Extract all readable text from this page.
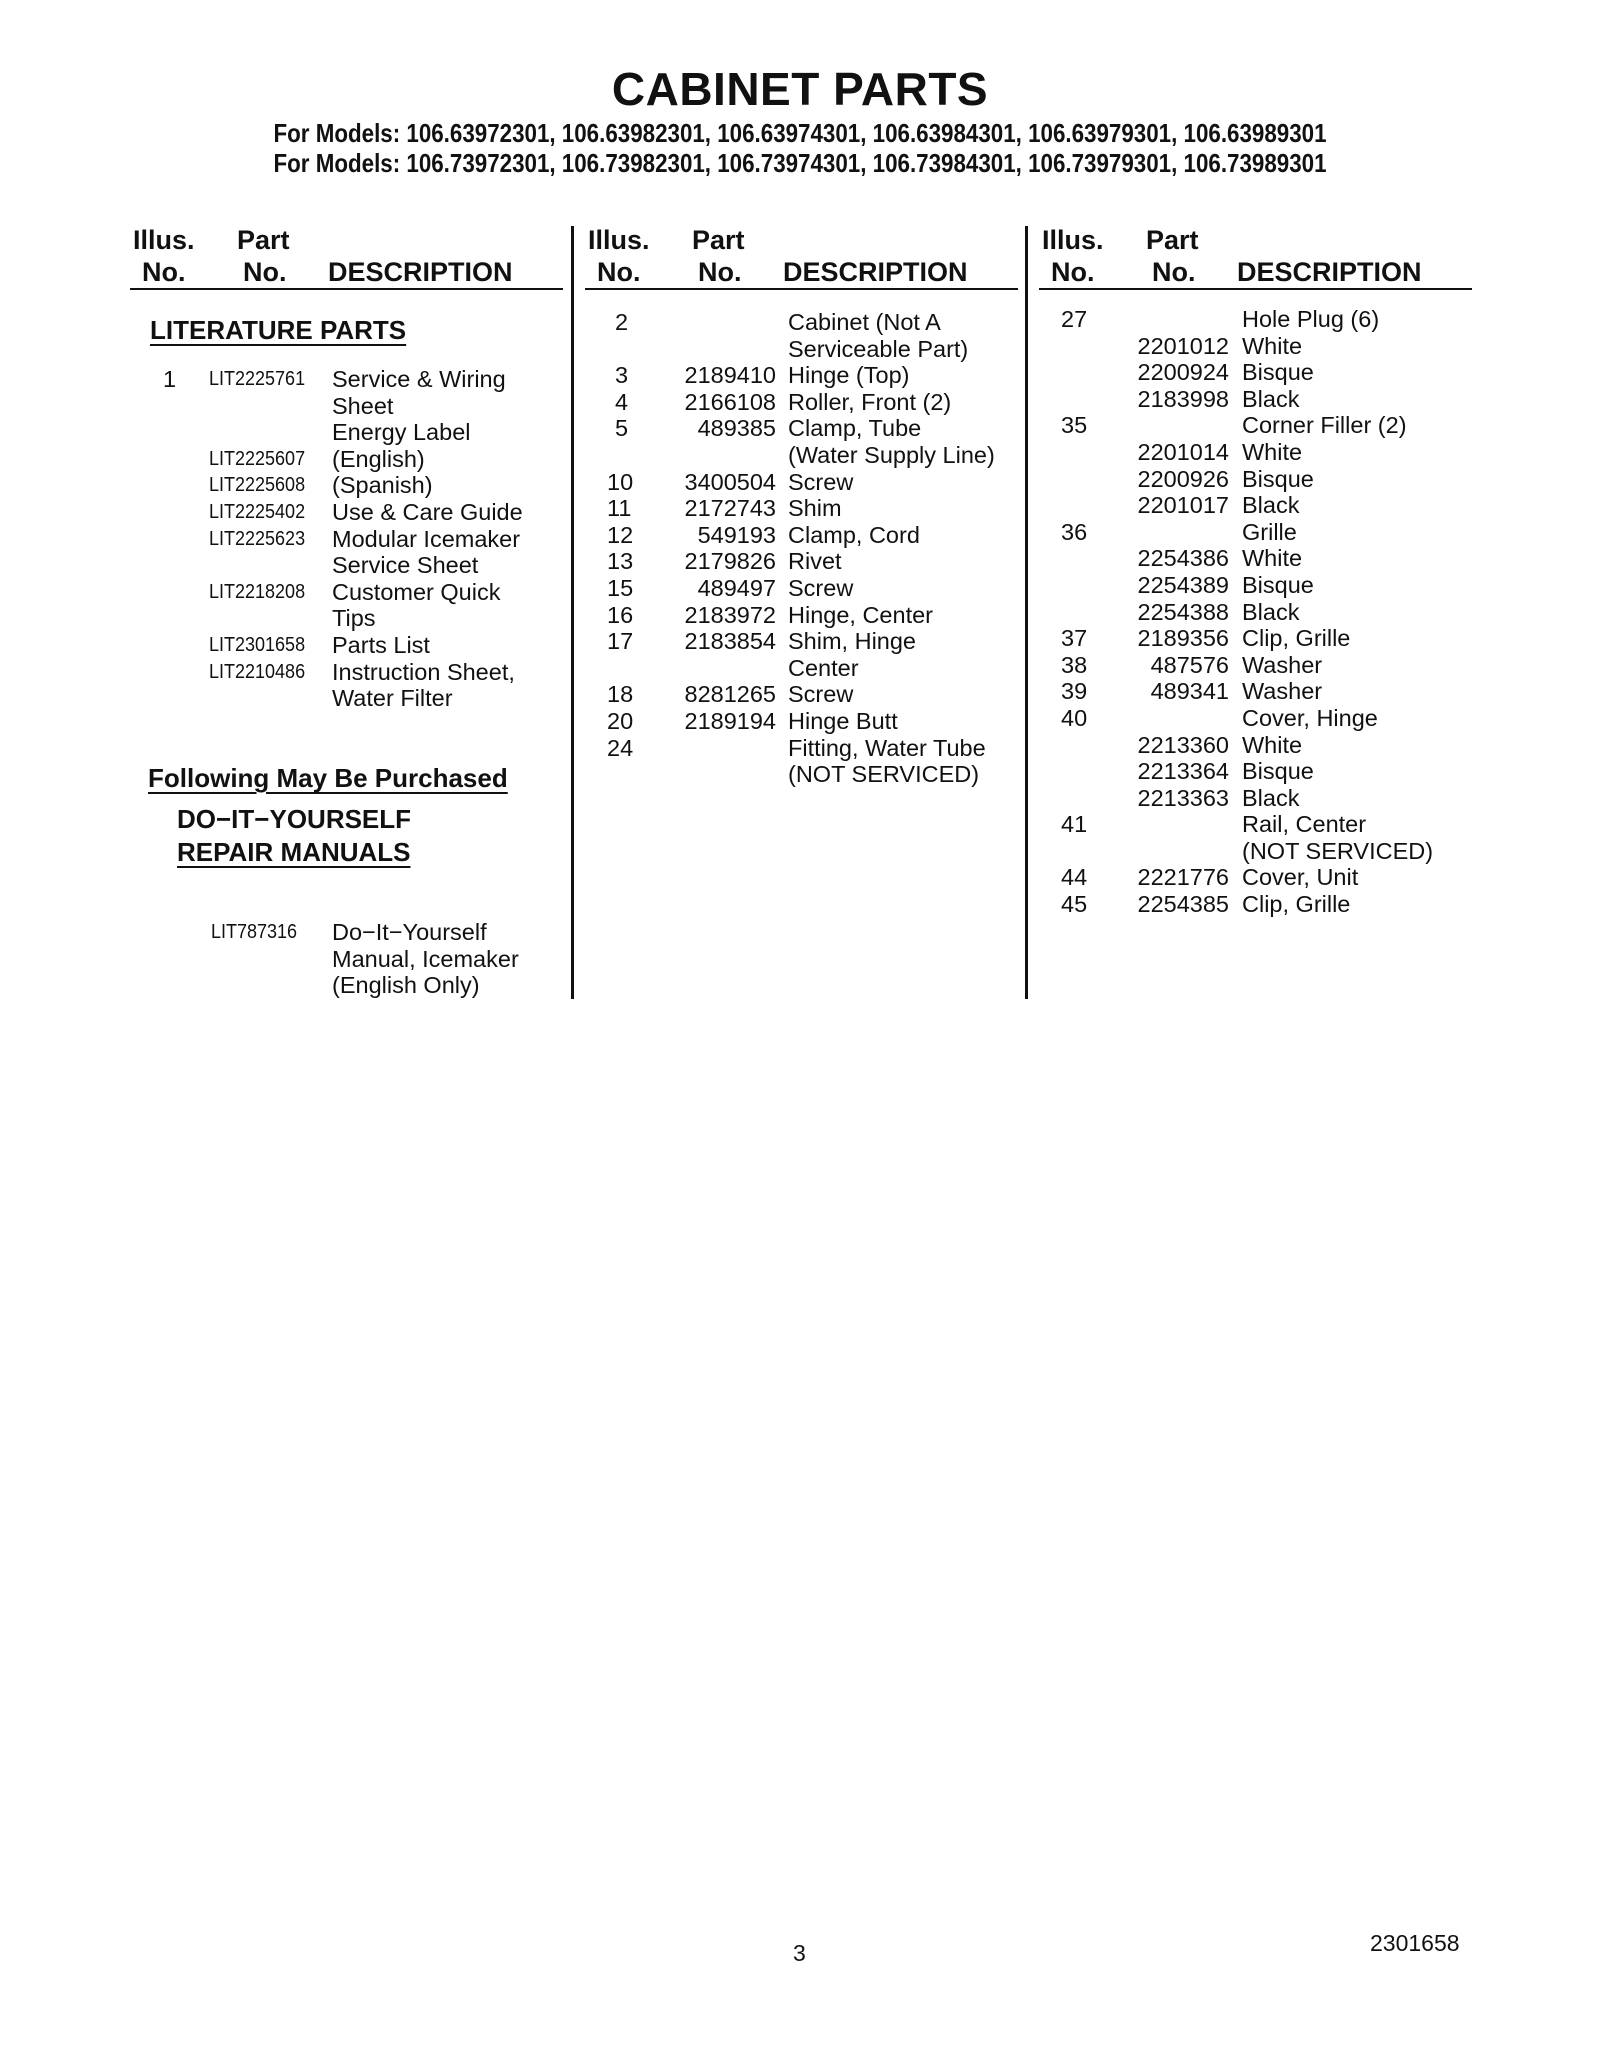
CABINET PARTS
For Models: 106.63972301, 106.63982301, 106.63974301, 106.63984301, 106.63979301, 106.63989301
For Models: 106.73972301, 106.73982301, 106.73974301, 106.73984301, 106.73979301, 106.73989301
Illus.
No.
Part
No. DESCRIPTION
Illus.
No.
Part
No. DESCRIPTION
Illus.
No.
Part
No. DESCRIPTION
LITERATURE PARTS
1 LIT2225761 Service & Wiring
Sheet
Energy Label
LIT2225607 (English)
LIT2225608 (Spanish)
LIT2225402 Use & Care Guide
LIT2225623 Modular Icemaker
Service Sheet
LIT2218208 Customer Quick
Tips
LIT2301658 Parts List
LIT2210486 Instruction Sheet,
Water Filter
Following May Be Purchased
DO−IT−YOURSELF
REPAIR MANUALS
LIT787316 Do−It−Yourself
Manual, Icemaker
(English Only)
2	Cabinet (Not A
Serviceable Part)
3	2189410 Hinge (Top)
4	2166108 Roller, Front (2)
5	489385 Clamp, Tube
(Water Supply Line)
10	3400504 Screw
11	2172743 Shim
12	549193 Clamp, Cord
13	2179826 Rivet
15	489497 Screw
16	2183972 Hinge, Center
17	2183854 Shim, Hinge
Center
18	8281265 Screw
20	2189194 Hinge Butt
24	Fitting, Water Tube
(NOT SERVICED)
27	Hole Plug (6)
2201012 White
2200924 Bisque
2183998 Black
35	Corner Filler (2)
2201014 White
2200926 Bisque
2201017 Black
36	Grille
2254386 White
2254389 Bisque
2254388 Black
37	2189356 Clip, Grille
38	487576 Washer
39	489341 Washer
40	Cover, Hinge
2213360 White
2213364 Bisque
2213363 Black
41	Rail, Center
(NOT SERVICED)
44	2221776 Cover, Unit
45	2254385 Clip, Grille
3	2301658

- **WHAT TO WORK ON**:
Without the pictures, restate each entry exactly.

- **OUTPUT OF THE EXERCISE**:
Extract all readable text from this page.
CABINET PARTS
For Models: 106.63972301, 106.63982301, 106.63974301, 106.63984301, 106.63979301, 106.63989301
For Models: 106.73972301, 106.73982301, 106.73974301, 106.73984301, 106.73979301, 106.73989301
Illus.
No.
Part
No. DESCRIPTION
Illus.
No.
Part
No. DESCRIPTION
Illus.
No.
Part
No. DESCRIPTION
LITERATURE PARTS
1 LIT2225761 Service & Wiring
Sheet
Energy Label
LIT2225607 (English)
LIT2225608 (Spanish)
LIT2225402 Use & Care Guide
LIT2225623 Modular Icemaker
Service Sheet
LIT2218208 Customer Quick
Tips
LIT2301658 Parts List
LIT2210486 Instruction Sheet,
Water Filter
Following May Be Purchased
DO−IT−YOURSELF
REPAIR MANUALS
LIT787316 Do−It−Yourself
Manual, Icemaker
(English Only)
2	Cabinet (Not A
Serviceable Part)
3	2189410 Hinge (Top)
4	2166108 Roller, Front (2)
5	489385 Clamp, Tube
(Water Supply Line)
10	3400504 Screw
11	2172743 Shim
12	549193 Clamp, Cord
13	2179826 Rivet
15	489497 Screw
16	2183972 Hinge, Center
17	2183854 Shim, Hinge
Center
18	8281265 Screw
20	2189194 Hinge Butt
24	Fitting, Water Tube
(NOT SERVICED)
27	Hole Plug (6)
2201012 White
2200924 Bisque
2183998 Black
35	Corner Filler (2)
2201014 White
2200926 Bisque
2201017 Black
36	Grille
2254386 White
2254389 Bisque
2254388 Black
37	2189356 Clip, Grille
38	487576 Washer
39	489341 Washer
40	Cover, Hinge
2213360 White
2213364 Bisque
2213363 Black
41	Rail, Center
(NOT SERVICED)
44	2221776 Cover, Unit
45	2254385 Clip, Grille
3	2301658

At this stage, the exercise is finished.